Figure dataset records:

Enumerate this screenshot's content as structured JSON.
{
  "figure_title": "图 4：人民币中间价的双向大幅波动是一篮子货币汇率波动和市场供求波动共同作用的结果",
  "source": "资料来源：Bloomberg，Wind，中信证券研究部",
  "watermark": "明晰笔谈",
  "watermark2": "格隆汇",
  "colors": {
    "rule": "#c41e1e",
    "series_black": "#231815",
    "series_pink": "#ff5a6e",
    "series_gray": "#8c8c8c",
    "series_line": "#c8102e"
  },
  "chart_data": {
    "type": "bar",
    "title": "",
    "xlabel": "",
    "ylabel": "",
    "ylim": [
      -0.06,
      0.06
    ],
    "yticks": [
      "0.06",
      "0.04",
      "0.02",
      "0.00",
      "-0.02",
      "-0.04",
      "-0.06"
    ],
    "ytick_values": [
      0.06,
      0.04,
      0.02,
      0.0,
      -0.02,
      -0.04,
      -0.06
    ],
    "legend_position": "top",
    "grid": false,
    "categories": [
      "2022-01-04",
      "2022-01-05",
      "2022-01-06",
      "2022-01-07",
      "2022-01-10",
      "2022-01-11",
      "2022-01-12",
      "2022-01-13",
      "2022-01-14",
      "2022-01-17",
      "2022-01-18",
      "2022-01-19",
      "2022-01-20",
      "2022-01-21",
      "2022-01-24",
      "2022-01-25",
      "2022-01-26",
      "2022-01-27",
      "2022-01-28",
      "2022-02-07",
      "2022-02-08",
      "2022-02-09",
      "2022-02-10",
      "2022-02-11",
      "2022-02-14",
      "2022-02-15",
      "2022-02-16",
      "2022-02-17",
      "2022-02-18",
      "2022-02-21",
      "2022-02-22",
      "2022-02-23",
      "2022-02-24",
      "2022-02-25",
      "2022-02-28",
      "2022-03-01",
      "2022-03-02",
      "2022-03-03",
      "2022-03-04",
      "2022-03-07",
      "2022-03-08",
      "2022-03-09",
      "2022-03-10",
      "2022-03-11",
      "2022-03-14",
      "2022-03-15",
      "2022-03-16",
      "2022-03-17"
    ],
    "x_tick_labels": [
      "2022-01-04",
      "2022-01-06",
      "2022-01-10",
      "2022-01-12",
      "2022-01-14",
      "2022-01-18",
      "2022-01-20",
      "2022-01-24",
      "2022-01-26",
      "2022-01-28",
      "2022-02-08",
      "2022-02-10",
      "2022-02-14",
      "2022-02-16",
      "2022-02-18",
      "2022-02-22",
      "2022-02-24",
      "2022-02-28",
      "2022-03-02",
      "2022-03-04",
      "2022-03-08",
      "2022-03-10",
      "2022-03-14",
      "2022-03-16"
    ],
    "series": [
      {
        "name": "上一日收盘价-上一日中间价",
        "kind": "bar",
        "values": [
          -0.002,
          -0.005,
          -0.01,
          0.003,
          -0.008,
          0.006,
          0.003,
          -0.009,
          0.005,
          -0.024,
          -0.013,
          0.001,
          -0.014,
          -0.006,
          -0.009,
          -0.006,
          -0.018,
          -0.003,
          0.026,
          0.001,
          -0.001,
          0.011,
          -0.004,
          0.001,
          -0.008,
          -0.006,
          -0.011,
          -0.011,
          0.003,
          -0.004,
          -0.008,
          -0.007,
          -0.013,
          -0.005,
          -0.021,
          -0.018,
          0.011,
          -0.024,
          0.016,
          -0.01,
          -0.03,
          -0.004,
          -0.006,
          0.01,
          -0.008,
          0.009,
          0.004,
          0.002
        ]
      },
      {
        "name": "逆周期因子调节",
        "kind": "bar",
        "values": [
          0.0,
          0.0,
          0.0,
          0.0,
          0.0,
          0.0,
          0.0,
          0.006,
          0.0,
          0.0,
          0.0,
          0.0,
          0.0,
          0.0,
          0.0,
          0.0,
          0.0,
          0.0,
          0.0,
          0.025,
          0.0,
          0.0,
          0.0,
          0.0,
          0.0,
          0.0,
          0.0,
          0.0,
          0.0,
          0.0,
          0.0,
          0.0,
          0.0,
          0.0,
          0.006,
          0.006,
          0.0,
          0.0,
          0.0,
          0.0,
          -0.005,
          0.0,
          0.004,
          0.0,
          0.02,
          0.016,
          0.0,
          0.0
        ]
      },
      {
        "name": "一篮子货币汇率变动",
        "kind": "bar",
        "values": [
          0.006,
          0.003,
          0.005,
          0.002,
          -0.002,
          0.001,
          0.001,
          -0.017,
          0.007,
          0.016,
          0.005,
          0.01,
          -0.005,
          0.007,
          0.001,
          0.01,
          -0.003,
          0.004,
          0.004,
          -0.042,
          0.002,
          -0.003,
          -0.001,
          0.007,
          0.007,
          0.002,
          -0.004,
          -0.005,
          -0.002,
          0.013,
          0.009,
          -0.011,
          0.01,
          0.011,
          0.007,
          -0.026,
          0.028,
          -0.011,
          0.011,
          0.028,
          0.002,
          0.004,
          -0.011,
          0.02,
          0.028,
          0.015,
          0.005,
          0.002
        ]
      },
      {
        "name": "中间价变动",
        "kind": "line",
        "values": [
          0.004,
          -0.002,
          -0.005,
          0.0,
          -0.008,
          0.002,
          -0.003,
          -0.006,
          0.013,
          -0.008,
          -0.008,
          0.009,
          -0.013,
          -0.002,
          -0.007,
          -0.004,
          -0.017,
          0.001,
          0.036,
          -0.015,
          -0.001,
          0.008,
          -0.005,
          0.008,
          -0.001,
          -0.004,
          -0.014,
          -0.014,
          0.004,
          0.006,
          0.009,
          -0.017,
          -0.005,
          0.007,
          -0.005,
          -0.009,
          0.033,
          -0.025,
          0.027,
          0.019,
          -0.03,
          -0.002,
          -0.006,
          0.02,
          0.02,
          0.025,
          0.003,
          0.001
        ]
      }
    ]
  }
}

§ **THE PROBLEM**
Above are the records; retype every one exactly.

§ **EXERCISE RESPONSE**
Enumerate this screenshot's content as structured JSON.
{
  "figure_title": "图 4：人民币中间价的双向大幅波动是一篮子货币汇率波动和市场供求波动共同作用的结果",
  "source": "资料来源：Bloomberg，Wind，中信证券研究部",
  "watermark": "明晰笔谈",
  "watermark2": "格隆汇",
  "colors": {
    "rule": "#c41e1e",
    "series_black": "#231815",
    "series_pink": "#ff5a6e",
    "series_gray": "#8c8c8c",
    "series_line": "#c8102e"
  },
  "chart_data": {
    "type": "bar",
    "title": "",
    "xlabel": "",
    "ylabel": "",
    "ylim": [
      -0.06,
      0.06
    ],
    "yticks": [
      "0.06",
      "0.04",
      "0.02",
      "0.00",
      "-0.02",
      "-0.04",
      "-0.06"
    ],
    "ytick_values": [
      0.06,
      0.04,
      0.02,
      0.0,
      -0.02,
      -0.04,
      -0.06
    ],
    "legend_position": "top",
    "grid": false,
    "categories": [
      "2022-01-04",
      "2022-01-05",
      "2022-01-06",
      "2022-01-07",
      "2022-01-10",
      "2022-01-11",
      "2022-01-12",
      "2022-01-13",
      "2022-01-14",
      "2022-01-17",
      "2022-01-18",
      "2022-01-19",
      "2022-01-20",
      "2022-01-21",
      "2022-01-24",
      "2022-01-25",
      "2022-01-26",
      "2022-01-27",
      "2022-01-28",
      "2022-02-07",
      "2022-02-08",
      "2022-02-09",
      "2022-02-10",
      "2022-02-11",
      "2022-02-14",
      "2022-02-15",
      "2022-02-16",
      "2022-02-17",
      "2022-02-18",
      "2022-02-21",
      "2022-02-22",
      "2022-02-23",
      "2022-02-24",
      "2022-02-25",
      "2022-02-28",
      "2022-03-01",
      "2022-03-02",
      "2022-03-03",
      "2022-03-04",
      "2022-03-07",
      "2022-03-08",
      "2022-03-09",
      "2022-03-10",
      "2022-03-11",
      "2022-03-14",
      "2022-03-15",
      "2022-03-16",
      "2022-03-17"
    ],
    "x_tick_labels": [
      "2022-01-04",
      "2022-01-06",
      "2022-01-10",
      "2022-01-12",
      "2022-01-14",
      "2022-01-18",
      "2022-01-20",
      "2022-01-24",
      "2022-01-26",
      "2022-01-28",
      "2022-02-08",
      "2022-02-10",
      "2022-02-14",
      "2022-02-16",
      "2022-02-18",
      "2022-02-22",
      "2022-02-24",
      "2022-02-28",
      "2022-03-02",
      "2022-03-04",
      "2022-03-08",
      "2022-03-10",
      "2022-03-14",
      "2022-03-16"
    ],
    "series": [
      {
        "name": "上一日收盘价-上一日中间价",
        "kind": "bar",
        "values": [
          -0.002,
          -0.005,
          -0.01,
          0.003,
          -0.008,
          0.006,
          0.003,
          -0.009,
          0.005,
          -0.024,
          -0.013,
          0.001,
          -0.014,
          -0.006,
          -0.009,
          -0.006,
          -0.018,
          -0.003,
          0.026,
          0.001,
          -0.001,
          0.011,
          -0.004,
          0.001,
          -0.008,
          -0.006,
          -0.011,
          -0.011,
          0.003,
          -0.004,
          -0.008,
          -0.007,
          -0.013,
          -0.005,
          -0.021,
          -0.018,
          0.011,
          -0.024,
          0.016,
          -0.01,
          -0.03,
          -0.004,
          -0.006,
          0.01,
          -0.008,
          0.009,
          0.004,
          0.002
        ]
      },
      {
        "name": "逆周期因子调节",
        "kind": "bar",
        "values": [
          0.0,
          0.0,
          0.0,
          0.0,
          0.0,
          0.0,
          0.0,
          0.006,
          0.0,
          0.0,
          0.0,
          0.0,
          0.0,
          0.0,
          0.0,
          0.0,
          0.0,
          0.0,
          0.0,
          0.025,
          0.0,
          0.0,
          0.0,
          0.0,
          0.0,
          0.0,
          0.0,
          0.0,
          0.0,
          0.0,
          0.0,
          0.0,
          0.0,
          0.0,
          0.006,
          0.006,
          0.0,
          0.0,
          0.0,
          0.0,
          -0.005,
          0.0,
          0.004,
          0.0,
          0.02,
          0.016,
          0.0,
          0.0
        ]
      },
      {
        "name": "一篮子货币汇率变动",
        "kind": "bar",
        "values": [
          0.006,
          0.003,
          0.005,
          0.002,
          -0.002,
          0.001,
          0.001,
          -0.017,
          0.007,
          0.016,
          0.005,
          0.01,
          -0.005,
          0.007,
          0.001,
          0.01,
          -0.003,
          0.004,
          0.004,
          -0.042,
          0.002,
          -0.003,
          -0.001,
          0.007,
          0.007,
          0.002,
          -0.004,
          -0.005,
          -0.002,
          0.013,
          0.009,
          -0.011,
          0.01,
          0.011,
          0.007,
          -0.026,
          0.028,
          -0.011,
          0.011,
          0.028,
          0.002,
          0.004,
          -0.011,
          0.02,
          0.028,
          0.015,
          0.005,
          0.002
        ]
      },
      {
        "name": "中间价变动",
        "kind": "line",
        "values": [
          0.004,
          -0.002,
          -0.005,
          0.0,
          -0.008,
          0.002,
          -0.003,
          -0.006,
          0.013,
          -0.008,
          -0.008,
          0.009,
          -0.013,
          -0.002,
          -0.007,
          -0.004,
          -0.017,
          0.001,
          0.036,
          -0.015,
          -0.001,
          0.008,
          -0.005,
          0.008,
          -0.001,
          -0.004,
          -0.014,
          -0.014,
          0.004,
          0.006,
          0.009,
          -0.017,
          -0.005,
          0.007,
          -0.005,
          -0.009,
          0.033,
          -0.025,
          0.027,
          0.019,
          -0.03,
          -0.002,
          -0.006,
          0.02,
          0.02,
          0.025,
          0.003,
          0.001
        ]
      }
    ]
  }
}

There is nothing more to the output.